[BEGIN Entries]

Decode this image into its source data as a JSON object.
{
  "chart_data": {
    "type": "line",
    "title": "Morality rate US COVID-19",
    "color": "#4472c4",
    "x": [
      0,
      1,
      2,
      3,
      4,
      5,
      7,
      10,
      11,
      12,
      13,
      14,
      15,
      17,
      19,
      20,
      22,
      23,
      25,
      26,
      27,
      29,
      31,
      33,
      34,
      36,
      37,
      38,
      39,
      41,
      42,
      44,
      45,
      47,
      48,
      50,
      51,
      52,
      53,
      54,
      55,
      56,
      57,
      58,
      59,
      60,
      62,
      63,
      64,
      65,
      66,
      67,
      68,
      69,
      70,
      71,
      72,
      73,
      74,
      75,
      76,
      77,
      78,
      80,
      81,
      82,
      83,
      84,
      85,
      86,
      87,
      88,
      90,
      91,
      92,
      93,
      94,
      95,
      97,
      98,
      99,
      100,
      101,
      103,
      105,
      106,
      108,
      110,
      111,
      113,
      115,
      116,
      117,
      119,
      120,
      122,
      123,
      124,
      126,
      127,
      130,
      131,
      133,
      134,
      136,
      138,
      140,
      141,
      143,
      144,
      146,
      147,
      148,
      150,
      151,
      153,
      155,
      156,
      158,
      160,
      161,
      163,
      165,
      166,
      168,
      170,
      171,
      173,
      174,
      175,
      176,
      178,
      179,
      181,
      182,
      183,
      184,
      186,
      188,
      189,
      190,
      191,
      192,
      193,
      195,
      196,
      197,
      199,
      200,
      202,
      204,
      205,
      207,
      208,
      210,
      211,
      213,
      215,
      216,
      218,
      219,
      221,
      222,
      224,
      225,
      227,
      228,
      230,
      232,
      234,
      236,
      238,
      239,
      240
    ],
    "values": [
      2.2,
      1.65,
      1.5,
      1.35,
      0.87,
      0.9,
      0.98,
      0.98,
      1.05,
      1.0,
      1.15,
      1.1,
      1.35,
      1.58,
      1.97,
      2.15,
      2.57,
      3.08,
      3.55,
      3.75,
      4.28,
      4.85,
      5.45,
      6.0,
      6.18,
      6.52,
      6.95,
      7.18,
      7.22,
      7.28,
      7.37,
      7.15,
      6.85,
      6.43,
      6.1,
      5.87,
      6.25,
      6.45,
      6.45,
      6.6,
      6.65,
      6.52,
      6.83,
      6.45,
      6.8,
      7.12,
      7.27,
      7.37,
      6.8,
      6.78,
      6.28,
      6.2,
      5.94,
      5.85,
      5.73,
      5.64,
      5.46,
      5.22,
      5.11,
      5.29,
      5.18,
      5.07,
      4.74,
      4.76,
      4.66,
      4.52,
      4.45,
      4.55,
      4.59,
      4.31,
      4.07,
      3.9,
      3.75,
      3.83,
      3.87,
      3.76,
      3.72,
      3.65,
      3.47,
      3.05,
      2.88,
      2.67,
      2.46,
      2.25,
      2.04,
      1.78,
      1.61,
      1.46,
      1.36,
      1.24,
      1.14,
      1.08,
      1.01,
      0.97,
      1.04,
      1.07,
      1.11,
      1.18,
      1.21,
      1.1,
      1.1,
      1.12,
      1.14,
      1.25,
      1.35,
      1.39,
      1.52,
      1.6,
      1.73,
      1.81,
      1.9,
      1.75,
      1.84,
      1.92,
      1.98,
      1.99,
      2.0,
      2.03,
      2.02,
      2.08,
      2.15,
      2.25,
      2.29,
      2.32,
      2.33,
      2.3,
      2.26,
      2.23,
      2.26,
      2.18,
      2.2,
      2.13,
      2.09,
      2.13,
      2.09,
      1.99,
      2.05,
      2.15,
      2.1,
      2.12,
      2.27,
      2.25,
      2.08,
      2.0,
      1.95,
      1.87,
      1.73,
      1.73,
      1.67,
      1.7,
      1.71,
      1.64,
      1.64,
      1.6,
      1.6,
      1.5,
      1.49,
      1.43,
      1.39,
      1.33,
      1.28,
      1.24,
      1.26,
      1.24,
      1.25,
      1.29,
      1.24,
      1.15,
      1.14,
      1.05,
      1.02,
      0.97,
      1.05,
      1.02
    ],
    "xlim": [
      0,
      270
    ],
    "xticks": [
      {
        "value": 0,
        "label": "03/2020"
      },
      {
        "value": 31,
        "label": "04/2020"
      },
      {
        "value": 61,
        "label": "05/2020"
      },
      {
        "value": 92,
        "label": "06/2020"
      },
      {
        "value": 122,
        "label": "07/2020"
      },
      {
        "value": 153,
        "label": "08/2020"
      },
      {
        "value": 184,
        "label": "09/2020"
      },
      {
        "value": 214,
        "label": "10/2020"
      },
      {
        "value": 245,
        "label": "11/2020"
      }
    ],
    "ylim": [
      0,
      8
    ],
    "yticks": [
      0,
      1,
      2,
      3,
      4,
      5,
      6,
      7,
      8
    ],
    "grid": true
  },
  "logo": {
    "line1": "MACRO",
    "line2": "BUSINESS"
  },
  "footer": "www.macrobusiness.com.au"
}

[END Entries]

*Problem to solve:*
All of the material above needs to be retyped word for word.

*Full output:*
Decode this image into its source data as a JSON object.
{
  "chart_data": {
    "type": "line",
    "title": "Morality rate US COVID-19",
    "color": "#4472c4",
    "x": [
      0,
      1,
      2,
      3,
      4,
      5,
      7,
      10,
      11,
      12,
      13,
      14,
      15,
      17,
      19,
      20,
      22,
      23,
      25,
      26,
      27,
      29,
      31,
      33,
      34,
      36,
      37,
      38,
      39,
      41,
      42,
      44,
      45,
      47,
      48,
      50,
      51,
      52,
      53,
      54,
      55,
      56,
      57,
      58,
      59,
      60,
      62,
      63,
      64,
      65,
      66,
      67,
      68,
      69,
      70,
      71,
      72,
      73,
      74,
      75,
      76,
      77,
      78,
      80,
      81,
      82,
      83,
      84,
      85,
      86,
      87,
      88,
      90,
      91,
      92,
      93,
      94,
      95,
      97,
      98,
      99,
      100,
      101,
      103,
      105,
      106,
      108,
      110,
      111,
      113,
      115,
      116,
      117,
      119,
      120,
      122,
      123,
      124,
      126,
      127,
      130,
      131,
      133,
      134,
      136,
      138,
      140,
      141,
      143,
      144,
      146,
      147,
      148,
      150,
      151,
      153,
      155,
      156,
      158,
      160,
      161,
      163,
      165,
      166,
      168,
      170,
      171,
      173,
      174,
      175,
      176,
      178,
      179,
      181,
      182,
      183,
      184,
      186,
      188,
      189,
      190,
      191,
      192,
      193,
      195,
      196,
      197,
      199,
      200,
      202,
      204,
      205,
      207,
      208,
      210,
      211,
      213,
      215,
      216,
      218,
      219,
      221,
      222,
      224,
      225,
      227,
      228,
      230,
      232,
      234,
      236,
      238,
      239,
      240
    ],
    "values": [
      2.2,
      1.65,
      1.5,
      1.35,
      0.87,
      0.9,
      0.98,
      0.98,
      1.05,
      1.0,
      1.15,
      1.1,
      1.35,
      1.58,
      1.97,
      2.15,
      2.57,
      3.08,
      3.55,
      3.75,
      4.28,
      4.85,
      5.45,
      6.0,
      6.18,
      6.52,
      6.95,
      7.18,
      7.22,
      7.28,
      7.37,
      7.15,
      6.85,
      6.43,
      6.1,
      5.87,
      6.25,
      6.45,
      6.45,
      6.6,
      6.65,
      6.52,
      6.83,
      6.45,
      6.8,
      7.12,
      7.27,
      7.37,
      6.8,
      6.78,
      6.28,
      6.2,
      5.94,
      5.85,
      5.73,
      5.64,
      5.46,
      5.22,
      5.11,
      5.29,
      5.18,
      5.07,
      4.74,
      4.76,
      4.66,
      4.52,
      4.45,
      4.55,
      4.59,
      4.31,
      4.07,
      3.9,
      3.75,
      3.83,
      3.87,
      3.76,
      3.72,
      3.65,
      3.47,
      3.05,
      2.88,
      2.67,
      2.46,
      2.25,
      2.04,
      1.78,
      1.61,
      1.46,
      1.36,
      1.24,
      1.14,
      1.08,
      1.01,
      0.97,
      1.04,
      1.07,
      1.11,
      1.18,
      1.21,
      1.1,
      1.1,
      1.12,
      1.14,
      1.25,
      1.35,
      1.39,
      1.52,
      1.6,
      1.73,
      1.81,
      1.9,
      1.75,
      1.84,
      1.92,
      1.98,
      1.99,
      2.0,
      2.03,
      2.02,
      2.08,
      2.15,
      2.25,
      2.29,
      2.32,
      2.33,
      2.3,
      2.26,
      2.23,
      2.26,
      2.18,
      2.2,
      2.13,
      2.09,
      2.13,
      2.09,
      1.99,
      2.05,
      2.15,
      2.1,
      2.12,
      2.27,
      2.25,
      2.08,
      2.0,
      1.95,
      1.87,
      1.73,
      1.73,
      1.67,
      1.7,
      1.71,
      1.64,
      1.64,
      1.6,
      1.6,
      1.5,
      1.49,
      1.43,
      1.39,
      1.33,
      1.28,
      1.24,
      1.26,
      1.24,
      1.25,
      1.29,
      1.24,
      1.15,
      1.14,
      1.05,
      1.02,
      0.97,
      1.05,
      1.02
    ],
    "xlim": [
      0,
      270
    ],
    "xticks": [
      {
        "value": 0,
        "label": "03/2020"
      },
      {
        "value": 31,
        "label": "04/2020"
      },
      {
        "value": 61,
        "label": "05/2020"
      },
      {
        "value": 92,
        "label": "06/2020"
      },
      {
        "value": 122,
        "label": "07/2020"
      },
      {
        "value": 153,
        "label": "08/2020"
      },
      {
        "value": 184,
        "label": "09/2020"
      },
      {
        "value": 214,
        "label": "10/2020"
      },
      {
        "value": 245,
        "label": "11/2020"
      }
    ],
    "ylim": [
      0,
      8
    ],
    "yticks": [
      0,
      1,
      2,
      3,
      4,
      5,
      6,
      7,
      8
    ],
    "grid": true
  },
  "logo": {
    "line1": "MACRO",
    "line2": "BUSINESS"
  },
  "footer": "www.macrobusiness.com.au"
}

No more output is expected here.